DOCUMENT SEGMENT:
◆ ◆ ◆ ◆ ◆ ◆ ◆
We note that the Director also presented two rebuttal witnesses who testified as to an industry practice of how unearned premiums normally would be remitted upon cancellation.

The order of the Director finding Coronet owed MPP unearned premiums was based on the finding that the evidence showed Coronet had violated section 521 of the Code. (HI. Rev. Stat. 1989, ch. 73, par. 1065.68.) That order was reversed in the circuit court after Coronet successfully argued that MPP failed to offer any proof that a written finance agreement containing a power of attorney existed in the case. Such proof, Coronet convinced the court, was necessary to establish a violation of section 521.

On review, an administrative agency’s findings of fact are normally considered prima facie true and correct. (111. Rev. Stat. 1989, ch. 110, par. 3 — 110.) Our consideration on review is whether the findings are against the manifest weight of the evidence. (Launius v. Board of Fire & Police Commissioners (1992), 151 Ill. 2d 419, 603 N.E.2d 477, cert. denied (1993), 508 U.S. 908, 124 L. Ed. 2d 248, 113 S. Ct. 2337.) We accord no deference to legal conclusions or statutory construction made by the agency. Worth v. Board of Trustees (1992), 230 Ill. App. 3d 349, 595 N.E.2d 51, appeal denied (1992), 146 Ill. 2d 654, 602 N.E.2d 479.
◆ ◆ ◆ ◆ ◆ ◆ ◆
PROBLEMS AND TASKS:
• 1. Please retype the part of the court opinion excerpt that opens with the words containing "We note that" and closes with "remitted upon cancellation.".
• 2. In the court opinion excerpt, what did the Director's two rebuttal witnesses testify about?

GIVEN DATA:
◆ ◆ ◆ ◆ ◆ ◆ ◆
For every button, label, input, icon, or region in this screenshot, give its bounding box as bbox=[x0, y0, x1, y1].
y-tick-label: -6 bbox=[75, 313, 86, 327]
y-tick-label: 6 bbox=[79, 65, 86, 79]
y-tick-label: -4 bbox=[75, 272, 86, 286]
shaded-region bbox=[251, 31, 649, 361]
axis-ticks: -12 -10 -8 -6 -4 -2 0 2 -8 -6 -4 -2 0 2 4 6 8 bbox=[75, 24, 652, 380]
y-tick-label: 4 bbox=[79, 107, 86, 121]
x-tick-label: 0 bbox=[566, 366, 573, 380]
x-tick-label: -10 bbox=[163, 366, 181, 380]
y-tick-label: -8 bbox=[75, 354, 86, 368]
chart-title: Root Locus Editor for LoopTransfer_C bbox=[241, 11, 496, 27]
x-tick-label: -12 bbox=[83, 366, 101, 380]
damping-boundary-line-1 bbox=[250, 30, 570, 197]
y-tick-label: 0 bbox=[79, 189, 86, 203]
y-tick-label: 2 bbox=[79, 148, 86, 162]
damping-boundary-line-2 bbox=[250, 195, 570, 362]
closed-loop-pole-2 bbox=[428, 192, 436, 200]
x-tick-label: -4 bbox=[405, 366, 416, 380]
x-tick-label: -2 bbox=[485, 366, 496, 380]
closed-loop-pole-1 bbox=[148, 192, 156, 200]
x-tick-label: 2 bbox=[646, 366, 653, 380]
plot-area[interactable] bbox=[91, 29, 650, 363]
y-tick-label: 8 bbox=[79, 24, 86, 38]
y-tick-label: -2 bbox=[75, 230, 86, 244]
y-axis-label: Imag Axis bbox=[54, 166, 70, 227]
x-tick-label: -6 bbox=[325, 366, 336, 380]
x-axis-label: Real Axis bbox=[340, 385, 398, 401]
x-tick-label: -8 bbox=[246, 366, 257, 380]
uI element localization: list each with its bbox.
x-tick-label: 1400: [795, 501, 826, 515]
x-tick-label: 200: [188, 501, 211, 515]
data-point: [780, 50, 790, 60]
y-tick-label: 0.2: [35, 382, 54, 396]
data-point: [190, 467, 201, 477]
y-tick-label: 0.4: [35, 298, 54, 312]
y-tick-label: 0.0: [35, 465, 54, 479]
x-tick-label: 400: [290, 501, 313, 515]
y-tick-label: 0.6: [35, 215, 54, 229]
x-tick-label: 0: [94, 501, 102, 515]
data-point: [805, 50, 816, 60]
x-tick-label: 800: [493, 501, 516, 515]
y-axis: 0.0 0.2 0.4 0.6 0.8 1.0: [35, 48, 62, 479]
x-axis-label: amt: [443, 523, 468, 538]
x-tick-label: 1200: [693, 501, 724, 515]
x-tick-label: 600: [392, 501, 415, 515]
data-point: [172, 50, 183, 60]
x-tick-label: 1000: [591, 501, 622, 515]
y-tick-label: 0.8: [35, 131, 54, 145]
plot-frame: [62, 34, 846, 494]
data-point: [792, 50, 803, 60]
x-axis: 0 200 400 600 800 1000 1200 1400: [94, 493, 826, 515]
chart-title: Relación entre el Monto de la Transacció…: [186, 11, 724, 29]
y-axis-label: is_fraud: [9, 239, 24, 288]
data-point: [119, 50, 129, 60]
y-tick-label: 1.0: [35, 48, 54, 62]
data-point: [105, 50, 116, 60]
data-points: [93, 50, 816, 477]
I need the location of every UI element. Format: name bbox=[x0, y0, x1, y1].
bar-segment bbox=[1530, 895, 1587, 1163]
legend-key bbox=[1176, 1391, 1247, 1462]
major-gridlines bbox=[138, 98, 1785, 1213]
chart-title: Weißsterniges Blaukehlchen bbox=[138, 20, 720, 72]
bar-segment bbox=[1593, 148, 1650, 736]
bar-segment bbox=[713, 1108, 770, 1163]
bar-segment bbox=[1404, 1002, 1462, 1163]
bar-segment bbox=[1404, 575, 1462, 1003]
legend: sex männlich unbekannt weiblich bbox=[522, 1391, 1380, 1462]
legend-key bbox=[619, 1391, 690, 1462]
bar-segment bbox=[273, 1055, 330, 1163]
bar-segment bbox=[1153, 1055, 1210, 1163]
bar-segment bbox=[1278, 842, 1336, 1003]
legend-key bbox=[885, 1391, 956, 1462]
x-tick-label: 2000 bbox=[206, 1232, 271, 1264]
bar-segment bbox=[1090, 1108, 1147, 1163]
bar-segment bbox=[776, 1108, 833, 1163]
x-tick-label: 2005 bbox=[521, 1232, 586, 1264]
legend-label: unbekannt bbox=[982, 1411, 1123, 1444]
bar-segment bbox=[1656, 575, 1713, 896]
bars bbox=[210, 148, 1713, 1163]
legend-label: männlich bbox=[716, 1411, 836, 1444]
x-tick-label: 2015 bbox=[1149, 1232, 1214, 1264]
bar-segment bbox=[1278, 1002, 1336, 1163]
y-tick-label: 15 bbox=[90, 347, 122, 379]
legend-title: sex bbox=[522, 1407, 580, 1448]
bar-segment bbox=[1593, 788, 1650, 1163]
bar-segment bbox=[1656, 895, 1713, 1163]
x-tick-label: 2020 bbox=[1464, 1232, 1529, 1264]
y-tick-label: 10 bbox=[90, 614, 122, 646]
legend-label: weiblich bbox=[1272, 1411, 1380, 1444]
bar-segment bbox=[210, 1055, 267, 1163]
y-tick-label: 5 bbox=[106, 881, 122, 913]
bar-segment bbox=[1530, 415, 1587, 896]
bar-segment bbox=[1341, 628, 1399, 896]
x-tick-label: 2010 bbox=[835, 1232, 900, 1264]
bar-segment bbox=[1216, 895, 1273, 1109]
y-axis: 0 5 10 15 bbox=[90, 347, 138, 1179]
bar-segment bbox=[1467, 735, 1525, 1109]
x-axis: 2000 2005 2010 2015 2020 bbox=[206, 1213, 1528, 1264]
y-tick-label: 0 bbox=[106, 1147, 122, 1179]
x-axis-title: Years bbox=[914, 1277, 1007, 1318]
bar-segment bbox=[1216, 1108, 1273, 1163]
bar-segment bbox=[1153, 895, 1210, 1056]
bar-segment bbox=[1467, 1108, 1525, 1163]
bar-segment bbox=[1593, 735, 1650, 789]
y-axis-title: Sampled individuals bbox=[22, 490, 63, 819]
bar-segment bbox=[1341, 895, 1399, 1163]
◆ ◆ ◆ ◆ ◆ ◆ ◆
RESPONSES:
• 1.
We note that the Director also presented two rebuttal witnesses who testified as to an industry practice of how unearned premiums normally would be remitted upon cancellation.

• 2. An industry practice of how unearned premiums normally would be remitted upon cancellation.